━━━ Exercise inputs ━━━

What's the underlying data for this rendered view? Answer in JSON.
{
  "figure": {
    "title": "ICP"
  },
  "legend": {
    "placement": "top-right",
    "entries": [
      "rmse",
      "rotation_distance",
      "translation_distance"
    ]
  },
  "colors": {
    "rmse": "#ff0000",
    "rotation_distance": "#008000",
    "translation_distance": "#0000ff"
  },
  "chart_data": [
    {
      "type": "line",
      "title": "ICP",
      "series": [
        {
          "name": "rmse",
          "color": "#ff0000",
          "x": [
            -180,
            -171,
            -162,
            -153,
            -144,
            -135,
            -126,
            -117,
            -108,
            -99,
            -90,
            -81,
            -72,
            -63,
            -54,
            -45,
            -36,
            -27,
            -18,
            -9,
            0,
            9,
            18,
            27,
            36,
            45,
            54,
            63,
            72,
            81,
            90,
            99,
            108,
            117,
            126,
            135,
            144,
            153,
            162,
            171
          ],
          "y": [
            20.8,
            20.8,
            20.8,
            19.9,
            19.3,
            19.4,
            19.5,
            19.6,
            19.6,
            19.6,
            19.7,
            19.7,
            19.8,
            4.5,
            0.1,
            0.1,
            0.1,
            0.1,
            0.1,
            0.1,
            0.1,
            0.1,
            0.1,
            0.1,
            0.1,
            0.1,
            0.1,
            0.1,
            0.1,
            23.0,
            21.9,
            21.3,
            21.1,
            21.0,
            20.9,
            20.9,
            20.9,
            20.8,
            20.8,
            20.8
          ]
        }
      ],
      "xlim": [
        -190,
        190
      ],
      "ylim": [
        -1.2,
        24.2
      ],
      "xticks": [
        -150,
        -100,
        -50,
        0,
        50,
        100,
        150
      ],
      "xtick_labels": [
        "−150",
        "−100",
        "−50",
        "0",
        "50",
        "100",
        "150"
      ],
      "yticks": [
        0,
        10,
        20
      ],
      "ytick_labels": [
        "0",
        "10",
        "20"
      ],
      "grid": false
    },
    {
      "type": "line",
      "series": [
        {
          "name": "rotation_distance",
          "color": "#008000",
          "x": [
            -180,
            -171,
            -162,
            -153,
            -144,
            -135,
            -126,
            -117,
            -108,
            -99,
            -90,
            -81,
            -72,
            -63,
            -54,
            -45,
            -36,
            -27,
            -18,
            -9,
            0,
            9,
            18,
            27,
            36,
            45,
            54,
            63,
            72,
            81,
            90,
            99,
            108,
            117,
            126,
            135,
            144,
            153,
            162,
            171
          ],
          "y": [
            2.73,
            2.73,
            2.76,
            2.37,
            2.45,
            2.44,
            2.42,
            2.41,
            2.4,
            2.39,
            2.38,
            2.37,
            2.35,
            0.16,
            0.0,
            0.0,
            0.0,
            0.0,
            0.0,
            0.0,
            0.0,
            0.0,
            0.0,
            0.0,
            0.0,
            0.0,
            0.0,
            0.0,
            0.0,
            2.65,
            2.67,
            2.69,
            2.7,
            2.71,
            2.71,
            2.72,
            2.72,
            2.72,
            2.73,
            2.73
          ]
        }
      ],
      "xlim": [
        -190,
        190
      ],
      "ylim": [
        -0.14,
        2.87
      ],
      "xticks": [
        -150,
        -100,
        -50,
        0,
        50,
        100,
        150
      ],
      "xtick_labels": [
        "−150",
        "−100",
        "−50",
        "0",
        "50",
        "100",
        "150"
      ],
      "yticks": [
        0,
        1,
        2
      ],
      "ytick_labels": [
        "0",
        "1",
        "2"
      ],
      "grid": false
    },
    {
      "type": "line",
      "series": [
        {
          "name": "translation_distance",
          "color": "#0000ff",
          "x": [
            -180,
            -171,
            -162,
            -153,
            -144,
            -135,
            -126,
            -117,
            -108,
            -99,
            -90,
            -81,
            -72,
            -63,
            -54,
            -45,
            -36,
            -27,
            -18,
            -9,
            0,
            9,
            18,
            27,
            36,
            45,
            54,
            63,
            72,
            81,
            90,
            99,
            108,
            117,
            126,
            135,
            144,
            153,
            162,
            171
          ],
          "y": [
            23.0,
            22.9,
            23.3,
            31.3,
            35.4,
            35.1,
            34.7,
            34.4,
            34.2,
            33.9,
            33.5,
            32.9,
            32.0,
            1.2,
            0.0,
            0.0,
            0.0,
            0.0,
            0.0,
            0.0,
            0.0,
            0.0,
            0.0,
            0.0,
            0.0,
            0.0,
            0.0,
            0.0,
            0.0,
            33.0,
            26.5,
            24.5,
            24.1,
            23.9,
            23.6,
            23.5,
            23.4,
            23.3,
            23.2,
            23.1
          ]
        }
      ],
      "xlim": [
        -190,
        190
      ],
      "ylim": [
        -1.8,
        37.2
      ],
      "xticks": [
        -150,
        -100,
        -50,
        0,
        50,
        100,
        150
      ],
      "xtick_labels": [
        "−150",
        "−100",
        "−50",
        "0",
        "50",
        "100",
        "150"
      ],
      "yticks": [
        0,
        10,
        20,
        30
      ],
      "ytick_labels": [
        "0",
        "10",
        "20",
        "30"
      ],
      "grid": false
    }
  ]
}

━━━

*Goal of the exercise*
Write each line above out exactly.

*Response below*
What's the underlying data for this rendered view? Answer in JSON.
{
  "figure": {
    "title": "ICP"
  },
  "legend": {
    "placement": "top-right",
    "entries": [
      "rmse",
      "rotation_distance",
      "translation_distance"
    ]
  },
  "colors": {
    "rmse": "#ff0000",
    "rotation_distance": "#008000",
    "translation_distance": "#0000ff"
  },
  "chart_data": [
    {
      "type": "line",
      "title": "ICP",
      "series": [
        {
          "name": "rmse",
          "color": "#ff0000",
          "x": [
            -180,
            -171,
            -162,
            -153,
            -144,
            -135,
            -126,
            -117,
            -108,
            -99,
            -90,
            -81,
            -72,
            -63,
            -54,
            -45,
            -36,
            -27,
            -18,
            -9,
            0,
            9,
            18,
            27,
            36,
            45,
            54,
            63,
            72,
            81,
            90,
            99,
            108,
            117,
            126,
            135,
            144,
            153,
            162,
            171
          ],
          "y": [
            20.8,
            20.8,
            20.8,
            19.9,
            19.3,
            19.4,
            19.5,
            19.6,
            19.6,
            19.6,
            19.7,
            19.7,
            19.8,
            4.5,
            0.1,
            0.1,
            0.1,
            0.1,
            0.1,
            0.1,
            0.1,
            0.1,
            0.1,
            0.1,
            0.1,
            0.1,
            0.1,
            0.1,
            0.1,
            23.0,
            21.9,
            21.3,
            21.1,
            21.0,
            20.9,
            20.9,
            20.9,
            20.8,
            20.8,
            20.8
          ]
        }
      ],
      "xlim": [
        -190,
        190
      ],
      "ylim": [
        -1.2,
        24.2
      ],
      "xticks": [
        -150,
        -100,
        -50,
        0,
        50,
        100,
        150
      ],
      "xtick_labels": [
        "−150",
        "−100",
        "−50",
        "0",
        "50",
        "100",
        "150"
      ],
      "yticks": [
        0,
        10,
        20
      ],
      "ytick_labels": [
        "0",
        "10",
        "20"
      ],
      "grid": false
    },
    {
      "type": "line",
      "series": [
        {
          "name": "rotation_distance",
          "color": "#008000",
          "x": [
            -180,
            -171,
            -162,
            -153,
            -144,
            -135,
            -126,
            -117,
            -108,
            -99,
            -90,
            -81,
            -72,
            -63,
            -54,
            -45,
            -36,
            -27,
            -18,
            -9,
            0,
            9,
            18,
            27,
            36,
            45,
            54,
            63,
            72,
            81,
            90,
            99,
            108,
            117,
            126,
            135,
            144,
            153,
            162,
            171
          ],
          "y": [
            2.73,
            2.73,
            2.76,
            2.37,
            2.45,
            2.44,
            2.42,
            2.41,
            2.4,
            2.39,
            2.38,
            2.37,
            2.35,
            0.16,
            0.0,
            0.0,
            0.0,
            0.0,
            0.0,
            0.0,
            0.0,
            0.0,
            0.0,
            0.0,
            0.0,
            0.0,
            0.0,
            0.0,
            0.0,
            2.65,
            2.67,
            2.69,
            2.7,
            2.71,
            2.71,
            2.72,
            2.72,
            2.72,
            2.73,
            2.73
          ]
        }
      ],
      "xlim": [
        -190,
        190
      ],
      "ylim": [
        -0.14,
        2.87
      ],
      "xticks": [
        -150,
        -100,
        -50,
        0,
        50,
        100,
        150
      ],
      "xtick_labels": [
        "−150",
        "−100",
        "−50",
        "0",
        "50",
        "100",
        "150"
      ],
      "yticks": [
        0,
        1,
        2
      ],
      "ytick_labels": [
        "0",
        "1",
        "2"
      ],
      "grid": false
    },
    {
      "type": "line",
      "series": [
        {
          "name": "translation_distance",
          "color": "#0000ff",
          "x": [
            -180,
            -171,
            -162,
            -153,
            -144,
            -135,
            -126,
            -117,
            -108,
            -99,
            -90,
            -81,
            -72,
            -63,
            -54,
            -45,
            -36,
            -27,
            -18,
            -9,
            0,
            9,
            18,
            27,
            36,
            45,
            54,
            63,
            72,
            81,
            90,
            99,
            108,
            117,
            126,
            135,
            144,
            153,
            162,
            171
          ],
          "y": [
            23.0,
            22.9,
            23.3,
            31.3,
            35.4,
            35.1,
            34.7,
            34.4,
            34.2,
            33.9,
            33.5,
            32.9,
            32.0,
            1.2,
            0.0,
            0.0,
            0.0,
            0.0,
            0.0,
            0.0,
            0.0,
            0.0,
            0.0,
            0.0,
            0.0,
            0.0,
            0.0,
            0.0,
            0.0,
            33.0,
            26.5,
            24.5,
            24.1,
            23.9,
            23.6,
            23.5,
            23.4,
            23.3,
            23.2,
            23.1
          ]
        }
      ],
      "xlim": [
        -190,
        190
      ],
      "ylim": [
        -1.8,
        37.2
      ],
      "xticks": [
        -150,
        -100,
        -50,
        0,
        50,
        100,
        150
      ],
      "xtick_labels": [
        "−150",
        "−100",
        "−50",
        "0",
        "50",
        "100",
        "150"
      ],
      "yticks": [
        0,
        10,
        20,
        30
      ],
      "ytick_labels": [
        "0",
        "10",
        "20",
        "30"
      ],
      "grid": false
    }
  ]
}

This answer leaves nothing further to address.